— begin Data provided —

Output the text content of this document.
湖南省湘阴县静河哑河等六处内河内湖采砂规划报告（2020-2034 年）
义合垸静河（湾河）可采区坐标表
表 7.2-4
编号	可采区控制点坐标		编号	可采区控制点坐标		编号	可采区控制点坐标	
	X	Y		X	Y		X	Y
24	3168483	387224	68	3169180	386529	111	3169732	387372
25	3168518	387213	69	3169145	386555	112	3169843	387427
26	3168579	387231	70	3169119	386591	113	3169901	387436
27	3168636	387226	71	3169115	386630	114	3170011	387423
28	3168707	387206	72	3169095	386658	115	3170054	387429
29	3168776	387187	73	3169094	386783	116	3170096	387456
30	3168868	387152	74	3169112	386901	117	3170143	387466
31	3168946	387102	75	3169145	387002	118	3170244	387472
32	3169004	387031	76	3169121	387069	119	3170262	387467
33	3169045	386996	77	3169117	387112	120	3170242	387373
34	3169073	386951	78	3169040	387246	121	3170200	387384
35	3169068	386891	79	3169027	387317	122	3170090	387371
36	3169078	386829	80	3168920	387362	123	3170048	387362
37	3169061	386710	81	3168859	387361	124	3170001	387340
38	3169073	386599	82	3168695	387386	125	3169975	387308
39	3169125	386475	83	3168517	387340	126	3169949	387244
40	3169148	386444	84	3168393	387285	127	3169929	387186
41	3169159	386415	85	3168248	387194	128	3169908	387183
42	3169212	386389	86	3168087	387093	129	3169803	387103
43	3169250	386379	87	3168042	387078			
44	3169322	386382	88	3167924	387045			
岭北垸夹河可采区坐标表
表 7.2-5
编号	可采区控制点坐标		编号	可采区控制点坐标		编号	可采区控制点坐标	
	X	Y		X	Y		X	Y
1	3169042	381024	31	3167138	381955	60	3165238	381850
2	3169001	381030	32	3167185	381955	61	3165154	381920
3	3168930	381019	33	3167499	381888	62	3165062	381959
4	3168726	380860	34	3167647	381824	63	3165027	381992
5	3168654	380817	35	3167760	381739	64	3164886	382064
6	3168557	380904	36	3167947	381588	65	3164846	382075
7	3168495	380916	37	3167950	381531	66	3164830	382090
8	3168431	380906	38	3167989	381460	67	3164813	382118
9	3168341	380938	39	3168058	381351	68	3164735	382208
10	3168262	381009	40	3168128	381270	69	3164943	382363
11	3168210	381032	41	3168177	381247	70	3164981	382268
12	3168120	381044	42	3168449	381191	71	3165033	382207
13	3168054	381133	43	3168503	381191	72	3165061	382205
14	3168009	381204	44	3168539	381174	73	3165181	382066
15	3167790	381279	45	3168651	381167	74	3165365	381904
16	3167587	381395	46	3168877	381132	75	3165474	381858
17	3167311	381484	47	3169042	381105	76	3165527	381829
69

— end Data provided —

● **Task details**:
Above are some records; repeat all of them exactly.

● **Solution to this exercise**:
Output the text content of this document.
湖南省湘阴县静河哑河等六处内河内湖采砂规划报告（2020-2034 年）
义合垸静河（湾河）可采区坐标表
表 7.2-4
编号	可采区控制点坐标		编号	可采区控制点坐标		编号	可采区控制点坐标	
	X	Y		X	Y		X	Y
24	3168483	387224	68	3169180	386529	111	3169732	387372
25	3168518	387213	69	3169145	386555	112	3169843	387427
26	3168579	387231	70	3169119	386591	113	3169901	387436
27	3168636	387226	71	3169115	386630	114	3170011	387423
28	3168707	387206	72	3169095	386658	115	3170054	387429
29	3168776	387187	73	3169094	386783	116	3170096	387456
30	3168868	387152	74	3169112	386901	117	3170143	387466
31	3168946	387102	75	3169145	387002	118	3170244	387472
32	3169004	387031	76	3169121	387069	119	3170262	387467
33	3169045	386996	77	3169117	387112	120	3170242	387373
34	3169073	386951	78	3169040	387246	121	3170200	387384
35	3169068	386891	79	3169027	387317	122	3170090	387371
36	3169078	386829	80	3168920	387362	123	3170048	387362
37	3169061	386710	81	3168859	387361	124	3170001	387340
38	3169073	386599	82	3168695	387386	125	3169975	387308
39	3169125	386475	83	3168517	387340	126	3169949	387244
40	3169148	386444	84	3168393	387285	127	3169929	387186
41	3169159	386415	85	3168248	387194	128	3169908	387183
42	3169212	386389	86	3168087	387093	129	3169803	387103
43	3169250	386379	87	3168042	387078			
44	3169322	386382	88	3167924	387045			
岭北垸夹河可采区坐标表
表 7.2-5
编号	可采区控制点坐标		编号	可采区控制点坐标		编号	可采区控制点坐标	
	X	Y		X	Y		X	Y
1	3169042	381024	31	3167138	381955	60	3165238	381850
2	3169001	381030	32	3167185	381955	61	3165154	381920
3	3168930	381019	33	3167499	381888	62	3165062	381959
4	3168726	380860	34	3167647	381824	63	3165027	381992
5	3168654	380817	35	3167760	381739	64	3164886	382064
6	3168557	380904	36	3167947	381588	65	3164846	382075
7	3168495	380916	37	3167950	381531	66	3164830	382090
8	3168431	380906	38	3167989	381460	67	3164813	382118
9	3168341	380938	39	3168058	381351	68	3164735	382208
10	3168262	381009	40	3168128	381270	69	3164943	382363
11	3168210	381032	41	3168177	381247	70	3164981	382268
12	3168120	381044	42	3168449	381191	71	3165033	382207
13	3168054	381133	43	3168503	381191	72	3165061	382205
14	3168009	381204	44	3168539	381174	73	3165181	382066
15	3167790	381279	45	3168651	381167	74	3165365	381904
16	3167587	381395	46	3168877	381132	75	3165474	381858
17	3167311	381484	47	3169042	381105	76	3165527	381829
69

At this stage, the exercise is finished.